### Material to process
····················

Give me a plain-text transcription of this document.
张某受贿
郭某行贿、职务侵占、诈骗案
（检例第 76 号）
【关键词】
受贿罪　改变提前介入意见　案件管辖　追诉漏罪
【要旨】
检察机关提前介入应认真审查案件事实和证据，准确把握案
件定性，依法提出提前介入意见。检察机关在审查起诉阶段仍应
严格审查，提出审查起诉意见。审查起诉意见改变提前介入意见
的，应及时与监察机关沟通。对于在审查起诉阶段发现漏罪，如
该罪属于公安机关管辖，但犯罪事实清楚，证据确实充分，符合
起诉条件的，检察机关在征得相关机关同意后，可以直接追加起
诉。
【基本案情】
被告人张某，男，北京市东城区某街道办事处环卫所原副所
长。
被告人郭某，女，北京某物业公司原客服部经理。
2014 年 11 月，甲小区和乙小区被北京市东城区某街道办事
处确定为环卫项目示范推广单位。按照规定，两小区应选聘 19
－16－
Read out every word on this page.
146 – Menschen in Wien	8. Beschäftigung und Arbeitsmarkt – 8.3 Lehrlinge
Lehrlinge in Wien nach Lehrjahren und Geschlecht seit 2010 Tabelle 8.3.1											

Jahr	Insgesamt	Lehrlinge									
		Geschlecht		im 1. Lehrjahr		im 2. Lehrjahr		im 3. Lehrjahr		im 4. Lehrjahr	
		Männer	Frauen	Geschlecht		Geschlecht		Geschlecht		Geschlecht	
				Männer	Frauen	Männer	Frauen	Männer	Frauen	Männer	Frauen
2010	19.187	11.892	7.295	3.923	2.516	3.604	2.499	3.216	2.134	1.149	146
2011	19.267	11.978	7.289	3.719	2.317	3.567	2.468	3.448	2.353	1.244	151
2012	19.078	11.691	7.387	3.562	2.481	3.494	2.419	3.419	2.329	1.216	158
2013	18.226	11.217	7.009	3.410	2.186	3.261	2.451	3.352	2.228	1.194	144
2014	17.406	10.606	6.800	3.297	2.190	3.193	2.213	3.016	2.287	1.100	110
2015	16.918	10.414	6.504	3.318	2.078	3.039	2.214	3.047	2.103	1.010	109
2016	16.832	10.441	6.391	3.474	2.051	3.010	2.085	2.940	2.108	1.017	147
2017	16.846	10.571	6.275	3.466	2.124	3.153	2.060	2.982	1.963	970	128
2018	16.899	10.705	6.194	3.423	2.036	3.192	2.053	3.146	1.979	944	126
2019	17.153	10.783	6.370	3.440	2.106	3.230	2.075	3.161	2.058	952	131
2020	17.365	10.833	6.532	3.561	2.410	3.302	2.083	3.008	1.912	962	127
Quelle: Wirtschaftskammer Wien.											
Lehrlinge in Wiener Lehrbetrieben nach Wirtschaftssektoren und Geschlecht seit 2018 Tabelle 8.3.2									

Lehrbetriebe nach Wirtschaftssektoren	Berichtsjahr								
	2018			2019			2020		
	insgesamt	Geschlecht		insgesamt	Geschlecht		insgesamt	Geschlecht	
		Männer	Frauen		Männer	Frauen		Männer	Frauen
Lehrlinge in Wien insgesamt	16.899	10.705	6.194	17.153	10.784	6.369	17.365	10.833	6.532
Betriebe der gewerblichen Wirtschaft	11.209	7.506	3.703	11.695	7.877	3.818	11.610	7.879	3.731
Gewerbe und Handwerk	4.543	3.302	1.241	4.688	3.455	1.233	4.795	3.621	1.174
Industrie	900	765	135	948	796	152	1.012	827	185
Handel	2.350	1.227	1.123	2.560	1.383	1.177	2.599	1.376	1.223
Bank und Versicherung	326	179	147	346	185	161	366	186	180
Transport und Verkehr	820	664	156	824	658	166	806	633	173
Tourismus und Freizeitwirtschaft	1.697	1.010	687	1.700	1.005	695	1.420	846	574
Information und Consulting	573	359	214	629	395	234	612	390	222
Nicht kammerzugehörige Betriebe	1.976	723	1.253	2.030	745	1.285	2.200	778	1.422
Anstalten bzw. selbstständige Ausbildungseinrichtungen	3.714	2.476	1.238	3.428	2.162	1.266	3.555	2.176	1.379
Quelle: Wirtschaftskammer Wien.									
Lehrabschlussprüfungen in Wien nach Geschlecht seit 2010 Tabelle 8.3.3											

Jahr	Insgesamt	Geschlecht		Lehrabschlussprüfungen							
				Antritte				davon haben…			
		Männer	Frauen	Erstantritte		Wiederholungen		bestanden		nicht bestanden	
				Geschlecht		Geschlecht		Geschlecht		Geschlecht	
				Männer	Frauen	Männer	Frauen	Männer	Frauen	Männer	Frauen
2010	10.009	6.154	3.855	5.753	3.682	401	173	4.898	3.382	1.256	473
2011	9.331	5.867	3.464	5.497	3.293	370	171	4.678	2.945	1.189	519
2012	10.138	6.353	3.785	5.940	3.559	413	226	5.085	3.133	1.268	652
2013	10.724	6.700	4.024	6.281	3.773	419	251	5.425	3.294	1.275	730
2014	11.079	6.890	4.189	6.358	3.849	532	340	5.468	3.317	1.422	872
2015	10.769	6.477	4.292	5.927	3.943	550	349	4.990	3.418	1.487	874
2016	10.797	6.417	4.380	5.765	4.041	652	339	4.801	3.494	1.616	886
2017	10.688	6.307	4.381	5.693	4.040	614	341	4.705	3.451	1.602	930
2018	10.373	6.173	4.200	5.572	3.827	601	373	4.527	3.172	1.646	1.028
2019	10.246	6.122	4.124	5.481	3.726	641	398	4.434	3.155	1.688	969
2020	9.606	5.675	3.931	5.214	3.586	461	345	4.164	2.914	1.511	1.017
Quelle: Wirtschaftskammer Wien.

····················

Pull out every line in the data above that has the word "Frauen".

### Result for this task
		Männer	Frauen	Geschlecht		Geschlecht		Geschlecht		Geschlecht	
				Männer	Frauen	Männer	Frauen	Männer	Frauen	Männer	Frauen
		Männer	Frauen		Männer	Frauen		Männer	Frauen
		Männer	Frauen	Erstantritte		Wiederholungen		bestanden		nicht bestanden	
				Männer	Frauen	Männer	Frauen	Männer	Frauen	Männer	Frauen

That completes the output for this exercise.